— DATA EXCERPTS —

>> start

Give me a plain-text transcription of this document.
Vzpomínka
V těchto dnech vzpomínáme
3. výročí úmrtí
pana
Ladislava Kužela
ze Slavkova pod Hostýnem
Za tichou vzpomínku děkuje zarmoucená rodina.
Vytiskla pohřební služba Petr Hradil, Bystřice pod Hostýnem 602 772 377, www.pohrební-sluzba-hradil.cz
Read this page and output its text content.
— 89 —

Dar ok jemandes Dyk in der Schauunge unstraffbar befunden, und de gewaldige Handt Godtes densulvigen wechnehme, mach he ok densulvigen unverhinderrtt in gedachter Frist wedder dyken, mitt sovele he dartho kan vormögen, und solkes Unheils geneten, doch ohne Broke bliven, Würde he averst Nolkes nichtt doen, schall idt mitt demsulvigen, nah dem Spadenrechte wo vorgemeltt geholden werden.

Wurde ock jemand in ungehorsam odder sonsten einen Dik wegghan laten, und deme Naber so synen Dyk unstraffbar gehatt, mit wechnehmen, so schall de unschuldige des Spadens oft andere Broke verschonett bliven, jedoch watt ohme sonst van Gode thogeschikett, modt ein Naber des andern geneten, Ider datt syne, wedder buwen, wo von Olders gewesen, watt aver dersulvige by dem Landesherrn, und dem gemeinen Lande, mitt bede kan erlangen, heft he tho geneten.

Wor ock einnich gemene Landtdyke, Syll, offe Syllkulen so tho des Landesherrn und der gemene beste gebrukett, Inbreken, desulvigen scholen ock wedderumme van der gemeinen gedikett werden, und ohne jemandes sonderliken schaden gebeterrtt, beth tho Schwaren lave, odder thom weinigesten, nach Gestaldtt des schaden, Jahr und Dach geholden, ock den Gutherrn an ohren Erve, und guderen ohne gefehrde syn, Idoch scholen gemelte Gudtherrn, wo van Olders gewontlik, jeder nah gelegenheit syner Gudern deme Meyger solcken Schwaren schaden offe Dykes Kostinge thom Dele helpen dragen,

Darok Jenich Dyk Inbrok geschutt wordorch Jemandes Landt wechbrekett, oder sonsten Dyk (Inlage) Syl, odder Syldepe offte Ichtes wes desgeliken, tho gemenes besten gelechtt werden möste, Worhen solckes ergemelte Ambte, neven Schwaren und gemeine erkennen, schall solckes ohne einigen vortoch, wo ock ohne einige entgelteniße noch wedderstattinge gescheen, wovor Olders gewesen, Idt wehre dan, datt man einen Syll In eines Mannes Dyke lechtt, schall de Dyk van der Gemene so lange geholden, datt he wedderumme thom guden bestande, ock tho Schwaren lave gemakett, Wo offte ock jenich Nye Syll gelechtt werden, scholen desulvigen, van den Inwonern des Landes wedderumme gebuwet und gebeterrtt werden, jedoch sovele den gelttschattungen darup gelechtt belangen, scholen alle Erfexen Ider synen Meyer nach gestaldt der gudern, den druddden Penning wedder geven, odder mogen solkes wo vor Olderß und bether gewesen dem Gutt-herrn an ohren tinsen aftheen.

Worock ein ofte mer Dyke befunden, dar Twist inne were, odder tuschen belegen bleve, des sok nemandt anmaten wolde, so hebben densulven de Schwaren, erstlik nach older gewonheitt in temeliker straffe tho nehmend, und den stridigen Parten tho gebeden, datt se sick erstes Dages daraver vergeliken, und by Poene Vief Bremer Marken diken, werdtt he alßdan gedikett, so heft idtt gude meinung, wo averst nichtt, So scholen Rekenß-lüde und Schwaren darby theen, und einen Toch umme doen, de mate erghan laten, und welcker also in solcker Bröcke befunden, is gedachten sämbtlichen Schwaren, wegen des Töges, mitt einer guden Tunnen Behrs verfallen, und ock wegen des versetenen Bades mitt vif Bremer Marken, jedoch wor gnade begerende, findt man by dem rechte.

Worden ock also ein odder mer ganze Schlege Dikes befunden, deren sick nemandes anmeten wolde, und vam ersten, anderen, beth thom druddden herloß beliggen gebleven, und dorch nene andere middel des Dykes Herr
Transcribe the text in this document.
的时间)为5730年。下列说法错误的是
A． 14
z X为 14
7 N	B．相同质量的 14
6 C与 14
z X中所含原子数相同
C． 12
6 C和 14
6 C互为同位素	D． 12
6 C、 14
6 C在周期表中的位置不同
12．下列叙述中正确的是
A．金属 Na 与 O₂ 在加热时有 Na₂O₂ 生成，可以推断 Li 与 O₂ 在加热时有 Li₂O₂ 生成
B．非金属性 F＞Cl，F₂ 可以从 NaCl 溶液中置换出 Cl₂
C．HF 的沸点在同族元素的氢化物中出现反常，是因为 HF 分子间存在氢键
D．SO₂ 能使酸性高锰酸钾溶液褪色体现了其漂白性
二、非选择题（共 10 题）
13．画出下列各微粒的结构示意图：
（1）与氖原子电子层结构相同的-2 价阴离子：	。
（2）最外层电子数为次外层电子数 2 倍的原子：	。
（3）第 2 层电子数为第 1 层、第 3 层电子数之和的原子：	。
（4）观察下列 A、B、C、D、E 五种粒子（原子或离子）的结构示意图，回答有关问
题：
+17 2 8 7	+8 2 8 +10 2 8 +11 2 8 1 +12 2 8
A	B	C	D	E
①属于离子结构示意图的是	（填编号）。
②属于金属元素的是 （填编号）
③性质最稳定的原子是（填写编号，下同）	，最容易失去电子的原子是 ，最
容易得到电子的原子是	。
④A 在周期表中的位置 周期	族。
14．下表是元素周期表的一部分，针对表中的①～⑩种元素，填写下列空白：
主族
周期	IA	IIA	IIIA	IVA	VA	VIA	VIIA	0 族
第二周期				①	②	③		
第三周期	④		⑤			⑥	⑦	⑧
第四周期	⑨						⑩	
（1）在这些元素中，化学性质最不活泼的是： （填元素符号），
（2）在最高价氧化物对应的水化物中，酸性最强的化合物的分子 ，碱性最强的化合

>> end

Set out every line from the material that contains the string "Landesherrn".

Wurde ock jemand in ungehorsam odder sonsten einen Dik wegghan laten, und deme Naber so synen Dyk unstraffbar gehatt, mit wechnehmen, so schall de unschuldige des Spadens oft andere Broke verschonett bliven, jedoch watt ohme sonst van Gode thogeschikett, modt ein Naber des andern geneten, Ider datt syne, wedder buwen, wo von Olders gewesen, watt aver dersulvige by dem Landesherrn, und dem gemeinen Lande, mitt bede kan erlangen, heft he tho geneten.
Wor ock einnich gemene Landtdyke, Syll, offe Syllkulen so tho des Landesherrn und der gemene beste gebrukett, Inbreken, desulvigen scholen ock wedderumme van der gemeinen gedikett werden, und ohne jemandes sonderliken schaden gebeterrtt, beth tho Schwaren lave, odder thom weinigesten, nach Gestaldtt des schaden, Jahr und Dach geholden, ock den Gutherrn an ohren Erve, und guderen ohne gefehrde syn, Idoch scholen gemelte Gudtherrn, wo van Olders gewontlik, jeder nah gelegenheit syner Gudern deme Meyger solcken Schwaren schaden offe Dykes Kostinge thom Dele helpen dragen,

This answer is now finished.